* PAGE EXTRACT *
In the space of a few days we’ve seen the SNP’s leader in Westminster, Ian Blackford pour cold water on a new referendum for Scotland only to have that position spiked by his First Minister boss, Nicola Sturgeon when she proclaimed that her plans for a second independence referendum in 2023 “would still go ahead”.

That’s left many in the wider movement still wondering what exactly are those plans and why the continued equivocation and delay? As Burns once wrote, “Suspense is worse than disappointment” and the suspense has been denting the spirit of the movement for quite some time.

When I returned to Scotland in 2009 I was impressed by the gains of devolution and of the team, record and vision of the then minority SNP government led by Alex Salmond. Devolution had delivered tangible and meaningful change to Scotland across a range of policy areas and illustrated convincingly what was possible through self-government.

World events always exert an effect on how we engage with democracy, and that was as true in 2011 as it is now. In the still choppy wake of the 2008 global financial crash the SNP campaigned on their record as a minority government securing an unequalled majority with an explicit commitment to bring forward a referendum for independence. In just over two years that promise was kept and delivered, yet despite my disappointment with the result, Scotland’s political landscape was turned on its head when Scotland elected 56 out of 59 SNP MPs.

Despite that clear democratic expression and repeated further mandates for a referendum in the seven years since, absolutely no progress on independence has been made. Freedom of information enquiries have revealed there has been scant Scottish Government preparative work, no sign of the promised referendum bill, a First Minister fixated on a Section 30 order she steadfastly refuses to request and a debate on alternative routes to independence repeatedly denied to SNP conference.

* MATERIAL SHOWN *
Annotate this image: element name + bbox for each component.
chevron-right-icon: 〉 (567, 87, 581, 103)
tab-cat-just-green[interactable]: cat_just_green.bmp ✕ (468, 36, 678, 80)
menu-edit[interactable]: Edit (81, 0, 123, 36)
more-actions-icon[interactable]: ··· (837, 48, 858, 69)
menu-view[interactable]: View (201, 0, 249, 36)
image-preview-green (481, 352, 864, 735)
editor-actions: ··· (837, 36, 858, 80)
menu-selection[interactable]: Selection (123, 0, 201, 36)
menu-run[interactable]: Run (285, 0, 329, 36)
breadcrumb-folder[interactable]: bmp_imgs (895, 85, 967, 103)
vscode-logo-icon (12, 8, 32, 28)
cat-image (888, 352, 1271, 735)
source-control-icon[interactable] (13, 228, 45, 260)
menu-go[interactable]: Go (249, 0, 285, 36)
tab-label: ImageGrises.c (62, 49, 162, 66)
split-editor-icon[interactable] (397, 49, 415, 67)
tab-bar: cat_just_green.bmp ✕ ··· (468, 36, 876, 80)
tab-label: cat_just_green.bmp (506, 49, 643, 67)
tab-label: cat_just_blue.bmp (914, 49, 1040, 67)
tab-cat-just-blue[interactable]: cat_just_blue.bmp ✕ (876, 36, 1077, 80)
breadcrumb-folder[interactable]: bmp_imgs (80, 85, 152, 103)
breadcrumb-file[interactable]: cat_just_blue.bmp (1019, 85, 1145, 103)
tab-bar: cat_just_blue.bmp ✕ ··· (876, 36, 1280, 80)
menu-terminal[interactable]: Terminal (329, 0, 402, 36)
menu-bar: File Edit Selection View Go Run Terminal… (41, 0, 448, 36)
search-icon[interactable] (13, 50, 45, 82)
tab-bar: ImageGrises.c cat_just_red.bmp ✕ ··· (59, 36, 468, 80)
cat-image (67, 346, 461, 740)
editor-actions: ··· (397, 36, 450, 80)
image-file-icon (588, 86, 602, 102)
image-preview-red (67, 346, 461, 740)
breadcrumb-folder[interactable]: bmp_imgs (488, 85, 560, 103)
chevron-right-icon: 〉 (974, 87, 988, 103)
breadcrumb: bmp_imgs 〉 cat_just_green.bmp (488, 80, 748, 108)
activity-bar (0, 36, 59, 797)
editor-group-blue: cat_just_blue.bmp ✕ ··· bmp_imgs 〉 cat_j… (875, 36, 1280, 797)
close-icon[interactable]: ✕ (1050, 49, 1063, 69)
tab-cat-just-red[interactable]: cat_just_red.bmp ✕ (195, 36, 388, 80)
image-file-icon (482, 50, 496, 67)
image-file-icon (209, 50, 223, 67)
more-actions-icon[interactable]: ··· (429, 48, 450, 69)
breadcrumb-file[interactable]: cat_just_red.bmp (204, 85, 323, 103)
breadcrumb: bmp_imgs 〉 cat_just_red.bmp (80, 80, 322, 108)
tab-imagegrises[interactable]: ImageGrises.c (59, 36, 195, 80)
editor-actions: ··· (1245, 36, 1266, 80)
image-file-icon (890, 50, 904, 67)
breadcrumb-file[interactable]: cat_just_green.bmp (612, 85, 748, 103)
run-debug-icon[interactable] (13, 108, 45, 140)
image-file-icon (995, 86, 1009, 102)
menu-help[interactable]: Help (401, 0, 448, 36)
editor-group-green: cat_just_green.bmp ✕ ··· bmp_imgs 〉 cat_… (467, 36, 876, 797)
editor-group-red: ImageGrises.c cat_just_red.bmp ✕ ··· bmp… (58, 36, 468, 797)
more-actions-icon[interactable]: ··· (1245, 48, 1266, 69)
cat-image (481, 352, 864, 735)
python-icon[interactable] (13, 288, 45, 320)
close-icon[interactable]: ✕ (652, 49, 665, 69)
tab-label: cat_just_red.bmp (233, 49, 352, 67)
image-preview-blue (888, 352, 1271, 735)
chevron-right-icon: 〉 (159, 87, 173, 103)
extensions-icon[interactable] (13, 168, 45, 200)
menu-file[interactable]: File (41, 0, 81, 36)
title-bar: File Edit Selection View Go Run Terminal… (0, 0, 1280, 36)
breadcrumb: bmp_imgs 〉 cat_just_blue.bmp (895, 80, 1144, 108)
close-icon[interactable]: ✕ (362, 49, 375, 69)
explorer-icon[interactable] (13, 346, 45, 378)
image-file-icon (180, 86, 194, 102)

* AIM OF THE EXERCISE *
List every year given as a four-digit number in the piece on Scottish independence, in the order they first appear. None of the lines are needed for this exercise.

* TASK OUTPUT *
2023, 2009, 2011, 2008